Exercise goal:
Using the material that follows, identify and copy each line with the string "정부출연금".

── Task input

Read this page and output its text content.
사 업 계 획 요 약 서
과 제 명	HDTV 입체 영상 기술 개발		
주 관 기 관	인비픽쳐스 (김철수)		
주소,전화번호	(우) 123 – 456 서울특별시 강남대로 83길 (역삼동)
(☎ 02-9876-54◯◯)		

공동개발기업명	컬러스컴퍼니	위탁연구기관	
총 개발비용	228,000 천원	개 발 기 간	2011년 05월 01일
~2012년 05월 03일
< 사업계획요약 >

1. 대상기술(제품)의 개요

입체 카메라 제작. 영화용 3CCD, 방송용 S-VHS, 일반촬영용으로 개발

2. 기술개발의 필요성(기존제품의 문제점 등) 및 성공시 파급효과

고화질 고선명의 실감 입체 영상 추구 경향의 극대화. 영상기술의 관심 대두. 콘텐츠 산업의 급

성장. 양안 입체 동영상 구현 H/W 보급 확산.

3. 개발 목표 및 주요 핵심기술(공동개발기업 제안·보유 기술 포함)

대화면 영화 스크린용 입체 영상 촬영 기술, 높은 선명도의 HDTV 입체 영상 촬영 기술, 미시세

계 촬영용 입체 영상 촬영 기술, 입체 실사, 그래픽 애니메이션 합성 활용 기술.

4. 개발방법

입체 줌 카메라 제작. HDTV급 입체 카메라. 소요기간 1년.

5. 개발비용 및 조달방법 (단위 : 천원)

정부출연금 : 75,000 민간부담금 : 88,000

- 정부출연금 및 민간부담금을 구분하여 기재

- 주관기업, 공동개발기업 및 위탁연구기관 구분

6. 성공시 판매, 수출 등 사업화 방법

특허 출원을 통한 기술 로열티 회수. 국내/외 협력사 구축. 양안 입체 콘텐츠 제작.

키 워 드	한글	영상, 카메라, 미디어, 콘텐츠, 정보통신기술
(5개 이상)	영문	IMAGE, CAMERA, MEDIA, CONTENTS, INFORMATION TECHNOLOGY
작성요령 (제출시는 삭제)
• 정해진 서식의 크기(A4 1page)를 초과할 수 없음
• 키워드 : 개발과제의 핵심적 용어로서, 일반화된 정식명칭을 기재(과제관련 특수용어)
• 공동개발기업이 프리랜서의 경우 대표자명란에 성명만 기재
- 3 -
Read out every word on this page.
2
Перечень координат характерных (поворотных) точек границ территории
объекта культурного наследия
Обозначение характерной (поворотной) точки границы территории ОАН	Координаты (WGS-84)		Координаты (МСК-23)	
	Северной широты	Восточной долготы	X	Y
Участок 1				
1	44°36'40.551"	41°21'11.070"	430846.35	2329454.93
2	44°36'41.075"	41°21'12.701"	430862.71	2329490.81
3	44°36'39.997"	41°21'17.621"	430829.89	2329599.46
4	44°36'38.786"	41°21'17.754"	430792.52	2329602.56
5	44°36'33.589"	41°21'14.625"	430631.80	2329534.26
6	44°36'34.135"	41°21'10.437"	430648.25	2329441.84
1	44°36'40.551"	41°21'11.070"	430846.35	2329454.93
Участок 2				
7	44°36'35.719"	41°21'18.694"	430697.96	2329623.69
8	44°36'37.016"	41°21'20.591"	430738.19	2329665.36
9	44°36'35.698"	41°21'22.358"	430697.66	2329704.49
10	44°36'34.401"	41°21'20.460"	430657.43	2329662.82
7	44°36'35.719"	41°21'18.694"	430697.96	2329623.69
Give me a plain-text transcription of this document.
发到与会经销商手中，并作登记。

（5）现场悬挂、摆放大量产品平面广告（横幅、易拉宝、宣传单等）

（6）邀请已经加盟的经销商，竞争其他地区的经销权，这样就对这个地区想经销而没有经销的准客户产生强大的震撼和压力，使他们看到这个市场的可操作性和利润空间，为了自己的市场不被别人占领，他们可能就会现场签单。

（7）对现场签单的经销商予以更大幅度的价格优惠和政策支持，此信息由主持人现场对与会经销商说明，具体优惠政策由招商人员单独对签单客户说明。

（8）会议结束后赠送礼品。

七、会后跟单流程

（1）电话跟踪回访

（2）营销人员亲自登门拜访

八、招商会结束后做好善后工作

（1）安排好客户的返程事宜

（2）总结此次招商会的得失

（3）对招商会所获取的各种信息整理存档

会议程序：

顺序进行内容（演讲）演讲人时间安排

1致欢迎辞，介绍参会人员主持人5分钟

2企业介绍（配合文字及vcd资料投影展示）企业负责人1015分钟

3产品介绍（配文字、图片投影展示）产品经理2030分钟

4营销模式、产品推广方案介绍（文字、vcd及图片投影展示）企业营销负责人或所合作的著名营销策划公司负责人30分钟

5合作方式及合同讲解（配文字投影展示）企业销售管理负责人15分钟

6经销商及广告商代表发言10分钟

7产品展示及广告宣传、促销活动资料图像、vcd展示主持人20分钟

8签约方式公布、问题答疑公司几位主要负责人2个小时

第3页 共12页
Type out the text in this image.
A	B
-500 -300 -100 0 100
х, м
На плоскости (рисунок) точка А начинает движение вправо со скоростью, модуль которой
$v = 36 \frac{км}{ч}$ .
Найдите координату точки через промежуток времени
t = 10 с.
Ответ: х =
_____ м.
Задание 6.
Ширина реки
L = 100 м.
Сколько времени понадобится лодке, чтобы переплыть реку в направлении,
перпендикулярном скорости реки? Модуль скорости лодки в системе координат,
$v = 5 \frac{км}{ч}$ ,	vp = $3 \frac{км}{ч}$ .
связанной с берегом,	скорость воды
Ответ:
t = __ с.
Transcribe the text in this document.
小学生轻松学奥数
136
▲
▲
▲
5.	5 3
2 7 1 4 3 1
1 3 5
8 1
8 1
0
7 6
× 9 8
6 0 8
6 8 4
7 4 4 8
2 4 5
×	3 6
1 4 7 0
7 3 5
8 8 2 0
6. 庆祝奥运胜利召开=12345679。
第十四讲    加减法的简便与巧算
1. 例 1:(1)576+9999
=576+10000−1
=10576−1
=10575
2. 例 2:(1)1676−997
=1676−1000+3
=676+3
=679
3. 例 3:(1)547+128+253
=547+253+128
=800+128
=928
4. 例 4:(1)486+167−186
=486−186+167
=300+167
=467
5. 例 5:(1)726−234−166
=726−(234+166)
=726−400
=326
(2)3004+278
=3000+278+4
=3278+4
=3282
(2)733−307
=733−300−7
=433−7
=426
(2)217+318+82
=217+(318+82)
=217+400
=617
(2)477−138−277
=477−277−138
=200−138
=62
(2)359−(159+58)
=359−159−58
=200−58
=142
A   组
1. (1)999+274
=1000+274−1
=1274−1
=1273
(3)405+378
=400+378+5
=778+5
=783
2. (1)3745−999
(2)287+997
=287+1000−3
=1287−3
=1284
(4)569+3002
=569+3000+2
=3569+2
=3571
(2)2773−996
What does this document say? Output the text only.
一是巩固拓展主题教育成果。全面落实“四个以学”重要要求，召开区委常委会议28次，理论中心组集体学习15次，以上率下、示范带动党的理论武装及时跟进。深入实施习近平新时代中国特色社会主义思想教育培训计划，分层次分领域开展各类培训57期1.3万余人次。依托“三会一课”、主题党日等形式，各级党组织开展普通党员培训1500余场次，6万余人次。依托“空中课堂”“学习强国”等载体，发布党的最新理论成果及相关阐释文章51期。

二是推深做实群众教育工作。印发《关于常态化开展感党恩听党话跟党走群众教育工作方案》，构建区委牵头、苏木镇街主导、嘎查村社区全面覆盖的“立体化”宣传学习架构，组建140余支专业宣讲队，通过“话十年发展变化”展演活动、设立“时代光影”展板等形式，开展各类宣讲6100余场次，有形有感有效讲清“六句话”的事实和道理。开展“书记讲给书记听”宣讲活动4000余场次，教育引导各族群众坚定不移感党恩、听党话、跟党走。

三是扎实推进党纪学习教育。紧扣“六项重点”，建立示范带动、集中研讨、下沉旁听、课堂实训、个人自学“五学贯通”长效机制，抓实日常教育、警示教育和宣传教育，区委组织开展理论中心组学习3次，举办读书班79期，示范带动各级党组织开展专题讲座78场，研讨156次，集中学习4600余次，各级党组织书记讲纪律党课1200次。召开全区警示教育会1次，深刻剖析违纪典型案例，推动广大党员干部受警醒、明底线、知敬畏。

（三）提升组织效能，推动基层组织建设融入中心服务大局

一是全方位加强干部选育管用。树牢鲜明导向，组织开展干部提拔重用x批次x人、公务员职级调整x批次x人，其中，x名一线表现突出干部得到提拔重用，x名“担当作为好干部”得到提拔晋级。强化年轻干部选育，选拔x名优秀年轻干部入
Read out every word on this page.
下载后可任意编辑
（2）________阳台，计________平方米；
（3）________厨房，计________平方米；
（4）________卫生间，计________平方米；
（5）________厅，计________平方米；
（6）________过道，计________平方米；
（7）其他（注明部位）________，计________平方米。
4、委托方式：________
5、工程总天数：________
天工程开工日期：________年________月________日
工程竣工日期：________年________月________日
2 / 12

────

Final answer:
정부출연금 : 75,000 민간부담금 : 88,000
- 정부출연금 및 민간부담금을 구분하여 기재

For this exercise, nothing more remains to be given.